◆ **WHAT THE TASK ASKS**:
Read the data and repeat it in full, exactly.

Dataset records
::::::::::
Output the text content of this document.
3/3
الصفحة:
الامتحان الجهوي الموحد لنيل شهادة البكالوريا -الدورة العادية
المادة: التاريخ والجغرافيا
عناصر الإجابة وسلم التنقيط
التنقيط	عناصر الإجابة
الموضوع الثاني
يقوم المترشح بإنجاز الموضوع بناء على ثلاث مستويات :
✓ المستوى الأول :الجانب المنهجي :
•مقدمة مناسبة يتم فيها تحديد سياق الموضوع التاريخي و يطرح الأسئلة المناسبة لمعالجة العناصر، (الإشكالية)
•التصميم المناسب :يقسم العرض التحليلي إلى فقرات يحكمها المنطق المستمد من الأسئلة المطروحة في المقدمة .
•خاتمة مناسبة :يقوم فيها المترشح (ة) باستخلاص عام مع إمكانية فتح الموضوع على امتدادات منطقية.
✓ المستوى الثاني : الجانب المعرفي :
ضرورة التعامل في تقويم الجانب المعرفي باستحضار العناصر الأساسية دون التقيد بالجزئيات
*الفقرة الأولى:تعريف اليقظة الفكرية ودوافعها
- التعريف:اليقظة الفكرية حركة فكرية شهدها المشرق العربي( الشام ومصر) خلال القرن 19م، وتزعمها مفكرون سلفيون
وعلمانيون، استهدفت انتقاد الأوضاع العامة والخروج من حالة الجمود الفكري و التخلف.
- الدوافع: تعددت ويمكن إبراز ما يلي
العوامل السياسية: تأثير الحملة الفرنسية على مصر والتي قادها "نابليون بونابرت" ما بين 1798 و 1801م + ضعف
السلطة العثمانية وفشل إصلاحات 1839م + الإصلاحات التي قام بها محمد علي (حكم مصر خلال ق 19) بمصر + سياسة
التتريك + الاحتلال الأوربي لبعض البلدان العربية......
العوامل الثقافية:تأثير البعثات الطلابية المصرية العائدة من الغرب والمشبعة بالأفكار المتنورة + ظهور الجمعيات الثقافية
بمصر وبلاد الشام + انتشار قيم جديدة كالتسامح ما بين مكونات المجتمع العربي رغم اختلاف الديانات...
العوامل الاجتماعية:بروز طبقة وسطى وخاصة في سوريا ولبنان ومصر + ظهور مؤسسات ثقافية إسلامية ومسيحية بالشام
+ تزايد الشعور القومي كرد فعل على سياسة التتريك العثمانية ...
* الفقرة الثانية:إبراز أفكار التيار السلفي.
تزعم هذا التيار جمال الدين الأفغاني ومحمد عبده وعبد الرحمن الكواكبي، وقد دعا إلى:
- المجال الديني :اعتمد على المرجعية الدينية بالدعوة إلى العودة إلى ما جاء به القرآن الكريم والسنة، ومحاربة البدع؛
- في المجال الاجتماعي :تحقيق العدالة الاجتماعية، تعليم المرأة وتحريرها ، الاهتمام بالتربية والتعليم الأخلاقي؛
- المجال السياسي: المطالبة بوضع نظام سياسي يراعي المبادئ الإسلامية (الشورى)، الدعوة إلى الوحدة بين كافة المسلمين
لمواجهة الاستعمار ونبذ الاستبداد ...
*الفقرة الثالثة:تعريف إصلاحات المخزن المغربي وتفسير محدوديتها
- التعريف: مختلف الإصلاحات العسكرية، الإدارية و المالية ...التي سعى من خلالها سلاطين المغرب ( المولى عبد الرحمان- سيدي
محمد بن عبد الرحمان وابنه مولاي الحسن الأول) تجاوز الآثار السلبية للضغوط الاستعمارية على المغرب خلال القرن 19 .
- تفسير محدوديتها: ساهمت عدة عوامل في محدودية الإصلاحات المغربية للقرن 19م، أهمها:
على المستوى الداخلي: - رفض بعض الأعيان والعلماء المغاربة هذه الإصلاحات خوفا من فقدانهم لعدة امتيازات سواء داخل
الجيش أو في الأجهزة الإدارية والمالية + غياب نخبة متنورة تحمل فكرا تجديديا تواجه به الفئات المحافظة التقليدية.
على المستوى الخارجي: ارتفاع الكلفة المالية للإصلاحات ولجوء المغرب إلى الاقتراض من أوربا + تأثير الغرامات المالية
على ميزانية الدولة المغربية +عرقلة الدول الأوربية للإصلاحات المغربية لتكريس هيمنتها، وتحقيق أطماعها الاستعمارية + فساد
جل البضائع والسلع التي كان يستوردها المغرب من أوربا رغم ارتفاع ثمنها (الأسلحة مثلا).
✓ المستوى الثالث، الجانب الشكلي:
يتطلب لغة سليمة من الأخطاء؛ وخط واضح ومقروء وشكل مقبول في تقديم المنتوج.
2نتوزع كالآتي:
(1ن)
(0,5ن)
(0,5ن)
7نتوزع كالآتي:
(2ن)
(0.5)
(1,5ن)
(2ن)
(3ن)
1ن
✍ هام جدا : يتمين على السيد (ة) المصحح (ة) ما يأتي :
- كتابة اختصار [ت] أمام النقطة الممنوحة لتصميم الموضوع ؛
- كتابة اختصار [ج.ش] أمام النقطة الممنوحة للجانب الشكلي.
::::::::::
◆ **SOLUTION TO THE PROBLEM**:
Output the text content of this document.
3/3
الصفحة:
الامتحان الجهوي الموحد لنيل شهادة البكالوريا -الدورة العادية
المادة: التاريخ والجغرافيا
عناصر الإجابة وسلم التنقيط
التنقيط	عناصر الإجابة
الموضوع الثاني
يقوم المترشح بإنجاز الموضوع بناء على ثلاث مستويات :
✓ المستوى الأول :الجانب المنهجي :
•مقدمة مناسبة يتم فيها تحديد سياق الموضوع التاريخي و يطرح الأسئلة المناسبة لمعالجة العناصر، (الإشكالية)
•التصميم المناسب :يقسم العرض التحليلي إلى فقرات يحكمها المنطق المستمد من الأسئلة المطروحة في المقدمة .
•خاتمة مناسبة :يقوم فيها المترشح (ة) باستخلاص عام مع إمكانية فتح الموضوع على امتدادات منطقية.
✓ المستوى الثاني : الجانب المعرفي :
ضرورة التعامل في تقويم الجانب المعرفي باستحضار العناصر الأساسية دون التقيد بالجزئيات
*الفقرة الأولى:تعريف اليقظة الفكرية ودوافعها
- التعريف:اليقظة الفكرية حركة فكرية شهدها المشرق العربي( الشام ومصر) خلال القرن 19م، وتزعمها مفكرون سلفيون
وعلمانيون، استهدفت انتقاد الأوضاع العامة والخروج من حالة الجمود الفكري و التخلف.
- الدوافع: تعددت ويمكن إبراز ما يلي
العوامل السياسية: تأثير الحملة الفرنسية على مصر والتي قادها "نابليون بونابرت" ما بين 1798 و 1801م + ضعف
السلطة العثمانية وفشل إصلاحات 1839م + الإصلاحات التي قام بها محمد علي (حكم مصر خلال ق 19) بمصر + سياسة
التتريك + الاحتلال الأوربي لبعض البلدان العربية......
العوامل الثقافية:تأثير البعثات الطلابية المصرية العائدة من الغرب والمشبعة بالأفكار المتنورة + ظهور الجمعيات الثقافية
بمصر وبلاد الشام + انتشار قيم جديدة كالتسامح ما بين مكونات المجتمع العربي رغم اختلاف الديانات...
العوامل الاجتماعية:بروز طبقة وسطى وخاصة في سوريا ولبنان ومصر + ظهور مؤسسات ثقافية إسلامية ومسيحية بالشام
+ تزايد الشعور القومي كرد فعل على سياسة التتريك العثمانية ...
* الفقرة الثانية:إبراز أفكار التيار السلفي.
تزعم هذا التيار جمال الدين الأفغاني ومحمد عبده وعبد الرحمن الكواكبي، وقد دعا إلى:
- المجال الديني :اعتمد على المرجعية الدينية بالدعوة إلى العودة إلى ما جاء به القرآن الكريم والسنة، ومحاربة البدع؛
- في المجال الاجتماعي :تحقيق العدالة الاجتماعية، تعليم المرأة وتحريرها ، الاهتمام بالتربية والتعليم الأخلاقي؛
- المجال السياسي: المطالبة بوضع نظام سياسي يراعي المبادئ الإسلامية (الشورى)، الدعوة إلى الوحدة بين كافة المسلمين
لمواجهة الاستعمار ونبذ الاستبداد ...
*الفقرة الثالثة:تعريف إصلاحات المخزن المغربي وتفسير محدوديتها
- التعريف: مختلف الإصلاحات العسكرية، الإدارية و المالية ...التي سعى من خلالها سلاطين المغرب ( المولى عبد الرحمان- سيدي
محمد بن عبد الرحمان وابنه مولاي الحسن الأول) تجاوز الآثار السلبية للضغوط الاستعمارية على المغرب خلال القرن 19 .
- تفسير محدوديتها: ساهمت عدة عوامل في محدودية الإصلاحات المغربية للقرن 19م، أهمها:
على المستوى الداخلي: - رفض بعض الأعيان والعلماء المغاربة هذه الإصلاحات خوفا من فقدانهم لعدة امتيازات سواء داخل
الجيش أو في الأجهزة الإدارية والمالية + غياب نخبة متنورة تحمل فكرا تجديديا تواجه به الفئات المحافظة التقليدية.
على المستوى الخارجي: ارتفاع الكلفة المالية للإصلاحات ولجوء المغرب إلى الاقتراض من أوربا + تأثير الغرامات المالية
على ميزانية الدولة المغربية +عرقلة الدول الأوربية للإصلاحات المغربية لتكريس هيمنتها، وتحقيق أطماعها الاستعمارية + فساد
جل البضائع والسلع التي كان يستوردها المغرب من أوربا رغم ارتفاع ثمنها (الأسلحة مثلا).
✓ المستوى الثالث، الجانب الشكلي:
يتطلب لغة سليمة من الأخطاء؛ وخط واضح ومقروء وشكل مقبول في تقديم المنتوج.
2نتوزع كالآتي:
(1ن)
(0,5ن)
(0,5ن)
7نتوزع كالآتي:
(2ن)
(0.5)
(1,5ن)
(2ن)
(3ن)
1ن
✍ هام جدا : يتمين على السيد (ة) المصحح (ة) ما يأتي :
- كتابة اختصار [ت] أمام النقطة الممنوحة لتصميم الموضوع ؛
- كتابة اختصار [ج.ش] أمام النقطة الممنوحة للجانب الشكلي.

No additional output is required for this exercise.